● **Request**
Identify the lines bearing the string "TradingView" and gather them.

● **Supplied information**
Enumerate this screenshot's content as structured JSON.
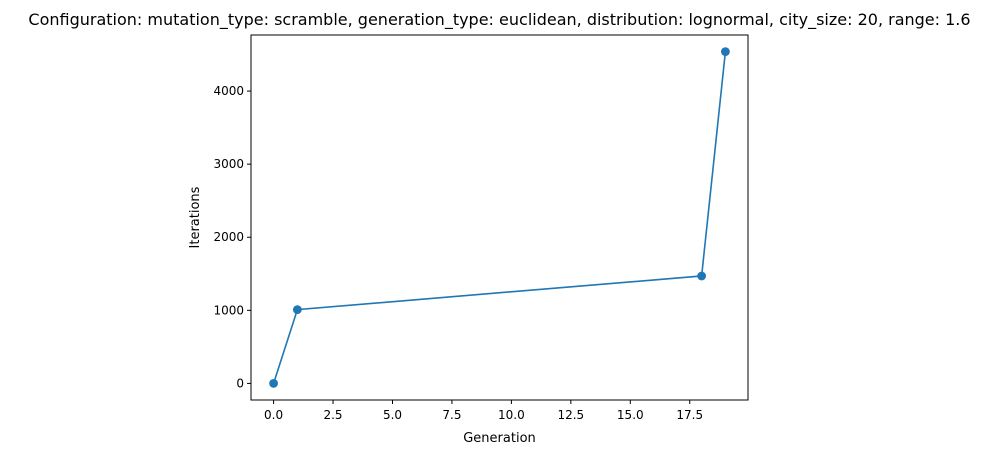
{
  "chart_data": {
    "type": "line",
    "title": "Configuration: mutation_type: scramble, generation_type: euclidean, distribution: lognormal, city_size: 20, range: 1.6",
    "xlabel": "Generation",
    "ylabel": "Iterations",
    "x": [
      0,
      1,
      18,
      19
    ],
    "series": [
      {
        "values": [
          0,
          1010,
          1470,
          4540
        ],
        "color": "#1f77b4",
        "marker": "circle"
      }
    ],
    "xlim": [
      -0.95,
      19.95
    ],
    "ylim": [
      -227,
      4767
    ],
    "x_ticks": [
      0,
      2.5,
      5,
      7.5,
      10,
      12.5,
      15,
      17.5
    ],
    "x_tick_labels": [
      "0.0",
      "2.5",
      "5.0",
      "7.5",
      "10.0",
      "12.5",
      "15.0",
      "17.5"
    ],
    "y_ticks": [
      0,
      1000,
      2000,
      3000,
      4000
    ],
    "y_tick_labels": [
      "0",
      "1000",
      "2000",
      "3000",
      "4000"
    ],
    "grid": false,
    "legend": "none"
  }
}
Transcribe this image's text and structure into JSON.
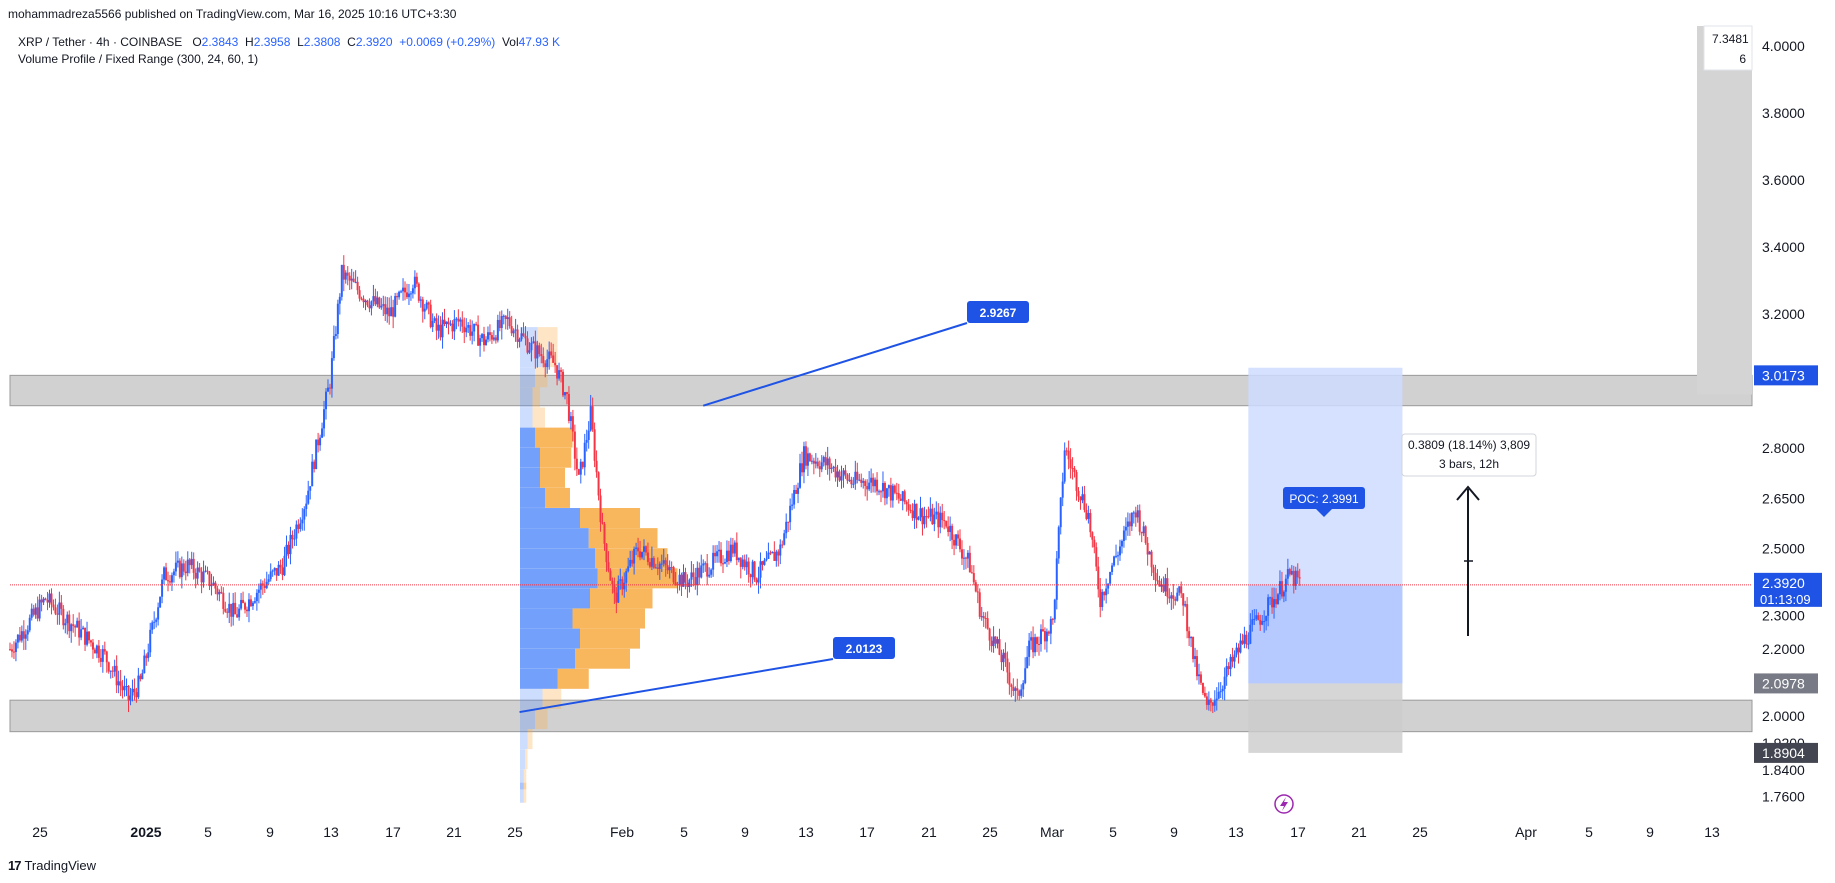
{
  "header": {
    "published": "mohammadreza5566 published on TradingView.com, Mar 16, 2025 10:16 UTC+3:30"
  },
  "legend": {
    "symbol": "XRP / Tether · 4h · COINBASE",
    "o_label": "O",
    "o": "2.3843",
    "h_label": "H",
    "h": "2.3958",
    "l_label": "L",
    "l": "2.3808",
    "c_label": "C",
    "c": "2.3920",
    "change": "+0.0069 (+0.29%)",
    "vol_label": "Vol",
    "vol": "47.93 K",
    "indicator": "Volume Profile / Fixed Range (300, 24, 60, 1)"
  },
  "footer": {
    "logo": "17",
    "brand": "TradingView"
  },
  "colors": {
    "up": "#089981",
    "candle_up": "#2962ff",
    "candle_down": "#f23645",
    "zone": "#cfcfcf",
    "vp_blue": "#5b8ff9",
    "vp_orange": "#f7a941",
    "label_blue": "#1e53e5",
    "measure": "#cfdbff"
  },
  "chart_data": {
    "type": "candlestick",
    "title": "XRP / Tether · 4h · COINBASE",
    "x_ticks": [
      "25",
      "2025",
      "5",
      "9",
      "13",
      "17",
      "21",
      "25",
      "Feb",
      "5",
      "9",
      "13",
      "17",
      "21",
      "25",
      "Mar",
      "5",
      "9",
      "13",
      "17",
      "21",
      "25",
      "Apr",
      "5",
      "9",
      "13"
    ],
    "y_ticks": [
      4.0,
      3.8,
      3.6,
      3.4,
      3.2,
      2.8,
      2.65,
      2.5,
      2.3,
      2.2,
      2.0,
      1.92,
      1.84,
      1.76
    ],
    "y_tick_labels": [
      "4.0000",
      "3.8000",
      "3.6000",
      "3.4000",
      "3.2000",
      "2.8000",
      "2.6500",
      "2.5000",
      "2.3000",
      "2.2000",
      "2.0000",
      "1.9200",
      "1.8400",
      "1.7600"
    ],
    "ylim": [
      1.72,
      4.06
    ],
    "price_path": [
      [
        0,
        2.2
      ],
      [
        3,
        2.35
      ],
      [
        6,
        2.25
      ],
      [
        8,
        2.18
      ],
      [
        10,
        2.05
      ],
      [
        11,
        2.1
      ],
      [
        13,
        2.42
      ],
      [
        15,
        2.45
      ],
      [
        17,
        2.4
      ],
      [
        19,
        2.3
      ],
      [
        21,
        2.38
      ],
      [
        23,
        2.45
      ],
      [
        25,
        2.65
      ],
      [
        27,
        3.0
      ],
      [
        28,
        3.32
      ],
      [
        30,
        3.25
      ],
      [
        32,
        3.2
      ],
      [
        34,
        3.3
      ],
      [
        36,
        3.15
      ],
      [
        38,
        3.18
      ],
      [
        40,
        3.12
      ],
      [
        42,
        3.18
      ],
      [
        44,
        3.1
      ],
      [
        46,
        3.05
      ],
      [
        47,
        2.95
      ],
      [
        48,
        2.7
      ],
      [
        49,
        2.9
      ],
      [
        50,
        2.55
      ],
      [
        51,
        2.35
      ],
      [
        53,
        2.5
      ],
      [
        55,
        2.45
      ],
      [
        57,
        2.4
      ],
      [
        59,
        2.45
      ],
      [
        61,
        2.5
      ],
      [
        63,
        2.42
      ],
      [
        65,
        2.5
      ],
      [
        67,
        2.78
      ],
      [
        69,
        2.75
      ],
      [
        71,
        2.7
      ],
      [
        73,
        2.7
      ],
      [
        75,
        2.65
      ],
      [
        77,
        2.6
      ],
      [
        79,
        2.58
      ],
      [
        81,
        2.45
      ],
      [
        82,
        2.3
      ],
      [
        84,
        2.15
      ],
      [
        85,
        2.05
      ],
      [
        86,
        2.2
      ],
      [
        88,
        2.28
      ],
      [
        89,
        2.8
      ],
      [
        91,
        2.6
      ],
      [
        92,
        2.35
      ],
      [
        93,
        2.45
      ],
      [
        95,
        2.62
      ],
      [
        96,
        2.5
      ],
      [
        97,
        2.4
      ],
      [
        99,
        2.35
      ],
      [
        100,
        2.15
      ],
      [
        101,
        2.02
      ],
      [
        102,
        2.08
      ],
      [
        104,
        2.22
      ],
      [
        106,
        2.32
      ],
      [
        108,
        2.42
      ],
      [
        109,
        2.392
      ]
    ],
    "x_range": [
      0,
      147
    ],
    "current_price": 2.392,
    "current_price_label": "2.3920",
    "countdown": "01:13:09",
    "resistance_zone": [
      2.9267,
      3.0173
    ],
    "support_zone": [
      1.9538,
      2.0478
    ],
    "annotations": [
      {
        "label": "2.9267",
        "value": 2.9267
      },
      {
        "label": "2.0123",
        "value": 2.0123
      },
      {
        "label": "POC: 2.3991",
        "value": 2.3991
      }
    ],
    "axis_markers": [
      {
        "label": "3.0173",
        "value": 3.0173,
        "color": "#1e53e5"
      },
      {
        "label": "2.3920",
        "value": 2.392,
        "color": "#1e53e5"
      },
      {
        "label": "2.0978",
        "value": 2.0978,
        "color": "#787b86"
      },
      {
        "label": "1.8904",
        "value": 1.8904,
        "color": "#434651"
      }
    ],
    "top_right_tooltip": [
      "7.3481",
      "6"
    ],
    "measure_box": {
      "low": 2.0978,
      "high": 3.04,
      "stop": 1.8904
    },
    "measure_tooltip": {
      "line1": "0.3809 (18.14%) 3,809",
      "line2": "3 bars, 12h"
    },
    "volume_profile": {
      "bins": [
        {
          "price": 3.13,
          "up": 0.14,
          "down": 0.16
        },
        {
          "price": 3.07,
          "up": 0.18,
          "down": 0.12
        },
        {
          "price": 3.01,
          "up": 0.12,
          "down": 0.1
        },
        {
          "price": 2.95,
          "up": 0.1,
          "down": 0.06
        },
        {
          "price": 2.89,
          "up": 0.1,
          "down": 0.1
        },
        {
          "price": 2.83,
          "up": 0.12,
          "down": 0.3
        },
        {
          "price": 2.77,
          "up": 0.16,
          "down": 0.25
        },
        {
          "price": 2.71,
          "up": 0.16,
          "down": 0.2
        },
        {
          "price": 2.65,
          "up": 0.2,
          "down": 0.2
        },
        {
          "price": 2.59,
          "up": 0.48,
          "down": 0.48
        },
        {
          "price": 2.53,
          "up": 0.55,
          "down": 0.55
        },
        {
          "price": 2.47,
          "up": 0.6,
          "down": 0.58
        },
        {
          "price": 2.41,
          "up": 0.62,
          "down": 0.64
        },
        {
          "price": 2.35,
          "up": 0.56,
          "down": 0.5
        },
        {
          "price": 2.29,
          "up": 0.42,
          "down": 0.58
        },
        {
          "price": 2.23,
          "up": 0.48,
          "down": 0.48
        },
        {
          "price": 2.17,
          "up": 0.44,
          "down": 0.44
        },
        {
          "price": 2.11,
          "up": 0.3,
          "down": 0.25
        },
        {
          "price": 2.05,
          "up": 0.18,
          "down": 0.15
        },
        {
          "price": 1.99,
          "up": 0.12,
          "down": 0.1
        },
        {
          "price": 1.93,
          "up": 0.06,
          "down": 0.04
        },
        {
          "price": 1.87,
          "up": 0.04,
          "down": 0.02
        },
        {
          "price": 1.81,
          "up": 0.03,
          "down": 0.02
        },
        {
          "price": 1.77,
          "up": 0.03,
          "down": 0.02
        }
      ],
      "poc": 2.3991
    }
  }
}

● **Reply**
    "published": "mohammadreza5566 published on TradingView.com, Mar 16, 2025 10:16 UTC+3:30"
    "brand": "TradingView"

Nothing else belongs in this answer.